WHAT YOU ARE ASKED TO DO: In the records below, tally every line containing "marker". Report only the total.

Extracts from a graphics dataset
......

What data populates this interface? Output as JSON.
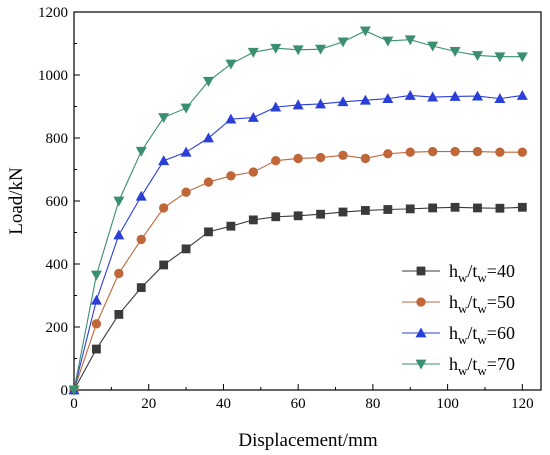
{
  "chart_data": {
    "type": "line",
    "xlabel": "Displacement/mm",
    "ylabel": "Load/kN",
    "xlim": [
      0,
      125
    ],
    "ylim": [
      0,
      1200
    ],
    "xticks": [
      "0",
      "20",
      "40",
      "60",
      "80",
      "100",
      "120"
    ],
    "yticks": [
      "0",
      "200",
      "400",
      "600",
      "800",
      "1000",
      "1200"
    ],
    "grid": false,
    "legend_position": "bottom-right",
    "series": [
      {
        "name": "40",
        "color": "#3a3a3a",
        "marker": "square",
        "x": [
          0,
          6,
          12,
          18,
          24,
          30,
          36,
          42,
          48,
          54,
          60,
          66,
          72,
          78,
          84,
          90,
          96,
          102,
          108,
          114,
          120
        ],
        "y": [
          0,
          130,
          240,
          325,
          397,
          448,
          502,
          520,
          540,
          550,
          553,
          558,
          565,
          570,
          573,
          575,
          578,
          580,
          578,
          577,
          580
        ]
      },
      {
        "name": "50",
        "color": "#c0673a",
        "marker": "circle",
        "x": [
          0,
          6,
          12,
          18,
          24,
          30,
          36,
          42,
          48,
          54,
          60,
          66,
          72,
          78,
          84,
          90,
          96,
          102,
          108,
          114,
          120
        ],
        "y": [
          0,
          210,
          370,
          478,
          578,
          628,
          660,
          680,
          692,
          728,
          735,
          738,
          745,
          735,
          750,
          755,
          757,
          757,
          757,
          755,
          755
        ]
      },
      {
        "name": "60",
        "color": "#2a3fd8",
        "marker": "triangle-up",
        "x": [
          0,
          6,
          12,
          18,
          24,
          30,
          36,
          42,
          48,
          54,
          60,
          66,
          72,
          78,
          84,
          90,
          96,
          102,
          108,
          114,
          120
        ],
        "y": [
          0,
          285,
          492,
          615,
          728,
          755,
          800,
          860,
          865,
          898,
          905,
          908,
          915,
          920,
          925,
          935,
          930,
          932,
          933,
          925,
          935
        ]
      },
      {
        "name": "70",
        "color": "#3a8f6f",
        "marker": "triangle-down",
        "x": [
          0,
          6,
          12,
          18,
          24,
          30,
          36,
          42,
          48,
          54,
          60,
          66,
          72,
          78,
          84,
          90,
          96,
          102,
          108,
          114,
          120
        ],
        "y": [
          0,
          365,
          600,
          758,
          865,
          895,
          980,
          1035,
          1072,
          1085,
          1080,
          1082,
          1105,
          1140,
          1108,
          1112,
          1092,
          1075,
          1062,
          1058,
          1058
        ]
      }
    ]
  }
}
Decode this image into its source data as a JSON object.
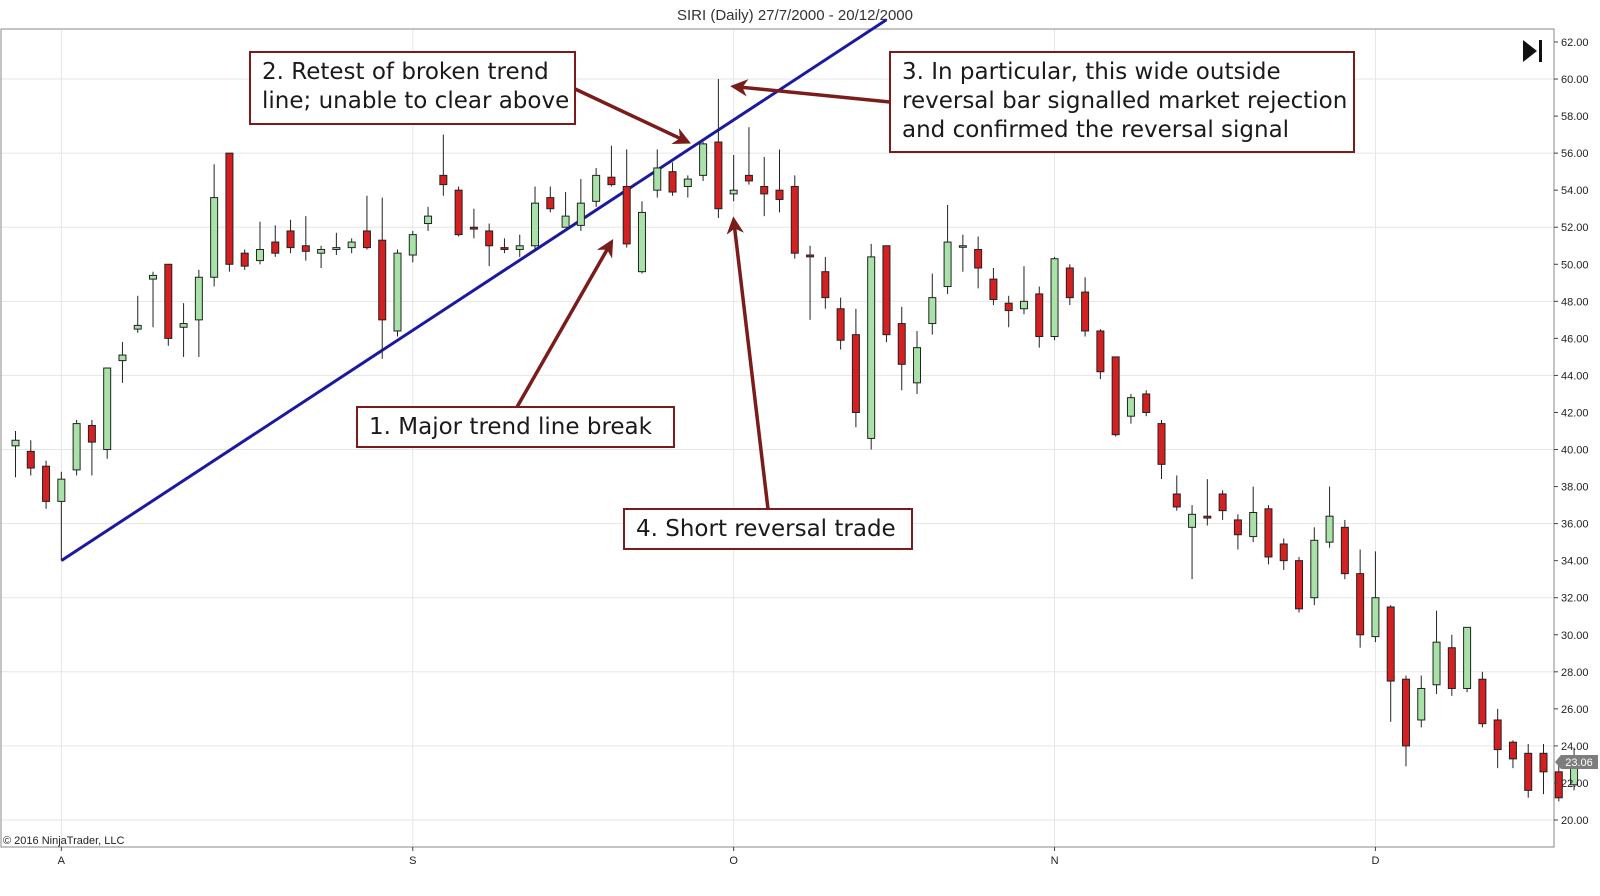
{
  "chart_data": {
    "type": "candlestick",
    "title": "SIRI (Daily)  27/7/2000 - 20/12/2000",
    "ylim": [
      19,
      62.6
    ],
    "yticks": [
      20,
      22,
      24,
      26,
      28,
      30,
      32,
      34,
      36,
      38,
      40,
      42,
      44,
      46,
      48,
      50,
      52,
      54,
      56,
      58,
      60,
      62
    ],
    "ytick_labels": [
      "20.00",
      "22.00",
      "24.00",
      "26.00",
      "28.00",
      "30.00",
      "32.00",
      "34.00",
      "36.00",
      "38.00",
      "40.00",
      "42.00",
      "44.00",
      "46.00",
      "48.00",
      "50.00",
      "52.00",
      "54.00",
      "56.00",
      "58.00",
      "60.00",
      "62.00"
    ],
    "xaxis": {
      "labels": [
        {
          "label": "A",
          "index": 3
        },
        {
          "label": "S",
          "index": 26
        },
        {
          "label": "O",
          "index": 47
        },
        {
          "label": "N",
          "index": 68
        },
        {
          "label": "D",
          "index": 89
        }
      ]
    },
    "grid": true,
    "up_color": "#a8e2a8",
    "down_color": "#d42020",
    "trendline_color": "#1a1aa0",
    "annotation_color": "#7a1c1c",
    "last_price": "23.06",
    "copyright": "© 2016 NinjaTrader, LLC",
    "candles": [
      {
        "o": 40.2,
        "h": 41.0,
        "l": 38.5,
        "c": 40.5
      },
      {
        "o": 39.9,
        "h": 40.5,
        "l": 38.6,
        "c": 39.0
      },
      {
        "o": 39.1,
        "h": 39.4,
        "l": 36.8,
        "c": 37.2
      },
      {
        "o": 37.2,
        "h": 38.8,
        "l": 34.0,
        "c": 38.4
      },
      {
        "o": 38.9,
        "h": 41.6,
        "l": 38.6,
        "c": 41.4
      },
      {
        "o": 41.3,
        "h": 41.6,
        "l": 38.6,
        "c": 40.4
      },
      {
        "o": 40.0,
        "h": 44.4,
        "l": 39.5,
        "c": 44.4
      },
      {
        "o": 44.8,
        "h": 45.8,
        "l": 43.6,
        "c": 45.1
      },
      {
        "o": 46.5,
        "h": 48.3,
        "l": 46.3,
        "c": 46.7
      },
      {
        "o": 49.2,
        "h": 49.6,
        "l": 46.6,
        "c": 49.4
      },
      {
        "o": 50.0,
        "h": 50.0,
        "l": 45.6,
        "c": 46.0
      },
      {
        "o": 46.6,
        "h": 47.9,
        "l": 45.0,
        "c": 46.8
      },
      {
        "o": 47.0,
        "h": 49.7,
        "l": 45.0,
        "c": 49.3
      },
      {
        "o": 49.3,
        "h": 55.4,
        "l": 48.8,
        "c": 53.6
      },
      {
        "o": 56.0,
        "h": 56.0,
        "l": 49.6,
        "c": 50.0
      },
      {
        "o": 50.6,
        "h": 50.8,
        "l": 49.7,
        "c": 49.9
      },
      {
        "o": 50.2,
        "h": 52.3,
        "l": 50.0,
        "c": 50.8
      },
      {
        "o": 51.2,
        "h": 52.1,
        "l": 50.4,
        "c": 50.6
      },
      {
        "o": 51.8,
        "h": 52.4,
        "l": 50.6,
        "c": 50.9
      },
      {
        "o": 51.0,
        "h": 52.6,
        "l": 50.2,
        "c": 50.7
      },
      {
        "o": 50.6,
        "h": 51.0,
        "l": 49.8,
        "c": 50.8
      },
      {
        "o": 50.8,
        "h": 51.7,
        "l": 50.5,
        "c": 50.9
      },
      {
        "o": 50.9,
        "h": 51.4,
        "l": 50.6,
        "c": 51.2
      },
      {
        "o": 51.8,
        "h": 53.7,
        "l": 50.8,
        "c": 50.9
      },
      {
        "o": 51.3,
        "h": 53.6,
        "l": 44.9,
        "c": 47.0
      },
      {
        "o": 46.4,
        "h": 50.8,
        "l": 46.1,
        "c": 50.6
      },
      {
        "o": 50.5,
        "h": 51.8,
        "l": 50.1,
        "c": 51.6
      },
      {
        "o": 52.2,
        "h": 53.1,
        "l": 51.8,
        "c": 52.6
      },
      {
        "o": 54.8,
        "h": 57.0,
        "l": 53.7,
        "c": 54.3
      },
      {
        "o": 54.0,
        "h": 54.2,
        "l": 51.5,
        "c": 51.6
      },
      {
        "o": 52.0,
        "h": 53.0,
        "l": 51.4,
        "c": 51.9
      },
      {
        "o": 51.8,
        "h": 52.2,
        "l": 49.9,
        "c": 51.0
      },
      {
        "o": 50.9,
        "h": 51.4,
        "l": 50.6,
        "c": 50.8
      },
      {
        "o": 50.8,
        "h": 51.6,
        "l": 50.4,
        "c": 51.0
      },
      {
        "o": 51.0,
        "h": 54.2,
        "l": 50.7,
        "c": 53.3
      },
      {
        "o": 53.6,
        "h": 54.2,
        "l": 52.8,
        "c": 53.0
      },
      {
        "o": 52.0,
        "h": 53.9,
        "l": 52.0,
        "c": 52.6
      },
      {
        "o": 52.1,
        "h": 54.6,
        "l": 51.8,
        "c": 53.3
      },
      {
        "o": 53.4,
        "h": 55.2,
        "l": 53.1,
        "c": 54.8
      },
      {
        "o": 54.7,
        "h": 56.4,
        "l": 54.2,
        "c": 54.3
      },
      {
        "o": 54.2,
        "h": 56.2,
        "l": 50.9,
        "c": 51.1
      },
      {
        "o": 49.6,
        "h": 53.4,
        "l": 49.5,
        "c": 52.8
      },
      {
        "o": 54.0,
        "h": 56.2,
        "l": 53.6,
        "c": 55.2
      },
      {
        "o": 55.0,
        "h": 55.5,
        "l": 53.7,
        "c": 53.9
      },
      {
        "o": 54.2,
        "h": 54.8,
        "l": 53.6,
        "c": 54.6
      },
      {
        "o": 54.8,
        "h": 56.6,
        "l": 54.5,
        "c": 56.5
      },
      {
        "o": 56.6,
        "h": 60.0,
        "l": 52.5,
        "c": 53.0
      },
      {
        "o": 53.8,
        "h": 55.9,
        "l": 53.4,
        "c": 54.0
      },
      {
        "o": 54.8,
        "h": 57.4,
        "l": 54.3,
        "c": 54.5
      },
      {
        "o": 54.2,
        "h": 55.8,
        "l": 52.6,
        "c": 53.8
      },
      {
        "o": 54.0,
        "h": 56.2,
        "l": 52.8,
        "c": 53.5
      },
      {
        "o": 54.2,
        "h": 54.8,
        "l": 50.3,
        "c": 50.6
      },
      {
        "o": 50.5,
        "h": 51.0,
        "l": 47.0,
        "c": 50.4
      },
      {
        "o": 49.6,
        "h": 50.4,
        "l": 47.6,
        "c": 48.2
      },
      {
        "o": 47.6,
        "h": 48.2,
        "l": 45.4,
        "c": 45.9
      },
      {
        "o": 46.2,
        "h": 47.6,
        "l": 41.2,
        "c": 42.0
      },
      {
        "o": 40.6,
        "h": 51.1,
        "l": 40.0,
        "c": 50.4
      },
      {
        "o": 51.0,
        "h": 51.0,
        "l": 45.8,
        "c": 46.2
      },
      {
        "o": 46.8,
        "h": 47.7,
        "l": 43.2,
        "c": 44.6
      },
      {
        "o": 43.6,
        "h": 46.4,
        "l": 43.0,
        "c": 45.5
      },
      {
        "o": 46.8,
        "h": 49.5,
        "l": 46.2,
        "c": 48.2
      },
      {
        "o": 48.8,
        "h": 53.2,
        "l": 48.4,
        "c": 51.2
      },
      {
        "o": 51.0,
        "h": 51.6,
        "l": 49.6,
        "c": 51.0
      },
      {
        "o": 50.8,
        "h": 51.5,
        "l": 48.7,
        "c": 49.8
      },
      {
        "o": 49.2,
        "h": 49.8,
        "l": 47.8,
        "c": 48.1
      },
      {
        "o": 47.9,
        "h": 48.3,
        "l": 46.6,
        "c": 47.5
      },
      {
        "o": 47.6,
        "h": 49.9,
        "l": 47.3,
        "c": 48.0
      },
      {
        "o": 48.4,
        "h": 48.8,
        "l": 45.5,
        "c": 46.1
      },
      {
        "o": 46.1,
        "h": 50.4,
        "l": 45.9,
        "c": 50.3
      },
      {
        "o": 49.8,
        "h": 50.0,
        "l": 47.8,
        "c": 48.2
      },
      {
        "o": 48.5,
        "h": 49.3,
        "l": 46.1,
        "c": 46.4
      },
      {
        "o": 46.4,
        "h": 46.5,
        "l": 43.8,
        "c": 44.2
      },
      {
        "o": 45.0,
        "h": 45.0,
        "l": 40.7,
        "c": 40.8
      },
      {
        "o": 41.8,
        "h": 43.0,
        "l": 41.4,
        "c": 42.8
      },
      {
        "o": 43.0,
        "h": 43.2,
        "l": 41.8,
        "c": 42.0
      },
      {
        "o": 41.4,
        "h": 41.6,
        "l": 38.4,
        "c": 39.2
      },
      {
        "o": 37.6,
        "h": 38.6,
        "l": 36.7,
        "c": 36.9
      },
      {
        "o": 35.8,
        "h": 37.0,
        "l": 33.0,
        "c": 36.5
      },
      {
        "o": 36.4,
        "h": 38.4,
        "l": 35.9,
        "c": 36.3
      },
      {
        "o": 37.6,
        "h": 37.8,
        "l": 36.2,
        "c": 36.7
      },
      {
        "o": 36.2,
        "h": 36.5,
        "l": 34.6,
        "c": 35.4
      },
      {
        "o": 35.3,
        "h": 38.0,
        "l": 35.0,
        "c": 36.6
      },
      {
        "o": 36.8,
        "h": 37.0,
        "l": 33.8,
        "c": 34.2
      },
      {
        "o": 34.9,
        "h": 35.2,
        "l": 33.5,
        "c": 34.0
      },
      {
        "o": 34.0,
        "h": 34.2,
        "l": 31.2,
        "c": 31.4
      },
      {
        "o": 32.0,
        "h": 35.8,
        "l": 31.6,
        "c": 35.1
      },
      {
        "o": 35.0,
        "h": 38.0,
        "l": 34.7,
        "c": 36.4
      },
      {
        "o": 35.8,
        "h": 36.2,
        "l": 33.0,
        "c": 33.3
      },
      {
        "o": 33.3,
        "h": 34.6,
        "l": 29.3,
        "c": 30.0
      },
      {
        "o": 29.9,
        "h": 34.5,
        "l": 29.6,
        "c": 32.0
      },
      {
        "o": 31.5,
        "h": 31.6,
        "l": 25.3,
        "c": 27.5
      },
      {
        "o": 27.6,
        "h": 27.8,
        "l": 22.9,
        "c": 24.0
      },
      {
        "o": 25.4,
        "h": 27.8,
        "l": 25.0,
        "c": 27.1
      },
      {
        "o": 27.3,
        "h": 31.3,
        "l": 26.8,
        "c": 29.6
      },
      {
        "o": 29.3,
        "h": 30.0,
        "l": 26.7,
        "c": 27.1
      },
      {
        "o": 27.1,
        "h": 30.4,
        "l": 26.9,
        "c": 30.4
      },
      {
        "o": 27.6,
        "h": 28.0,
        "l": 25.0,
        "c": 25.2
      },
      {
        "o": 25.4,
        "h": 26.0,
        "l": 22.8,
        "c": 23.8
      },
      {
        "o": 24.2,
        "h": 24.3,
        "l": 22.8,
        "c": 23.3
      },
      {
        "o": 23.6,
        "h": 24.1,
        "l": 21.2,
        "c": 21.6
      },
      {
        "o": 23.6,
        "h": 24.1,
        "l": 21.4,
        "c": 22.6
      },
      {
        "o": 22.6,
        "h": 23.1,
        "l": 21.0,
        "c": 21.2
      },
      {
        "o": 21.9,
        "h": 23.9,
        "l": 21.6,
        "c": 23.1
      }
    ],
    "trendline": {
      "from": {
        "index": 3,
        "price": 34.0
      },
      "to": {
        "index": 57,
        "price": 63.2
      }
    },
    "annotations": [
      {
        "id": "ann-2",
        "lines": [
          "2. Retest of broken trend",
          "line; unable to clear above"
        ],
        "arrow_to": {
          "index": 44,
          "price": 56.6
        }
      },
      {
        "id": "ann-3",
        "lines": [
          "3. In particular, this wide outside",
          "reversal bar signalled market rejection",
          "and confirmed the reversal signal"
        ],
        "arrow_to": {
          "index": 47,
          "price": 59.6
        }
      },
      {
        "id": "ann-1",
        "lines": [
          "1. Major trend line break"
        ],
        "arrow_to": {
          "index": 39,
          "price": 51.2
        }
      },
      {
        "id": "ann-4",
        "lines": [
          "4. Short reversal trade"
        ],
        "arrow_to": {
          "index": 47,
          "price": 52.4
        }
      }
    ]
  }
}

......

EXERCISE ANSWER: 4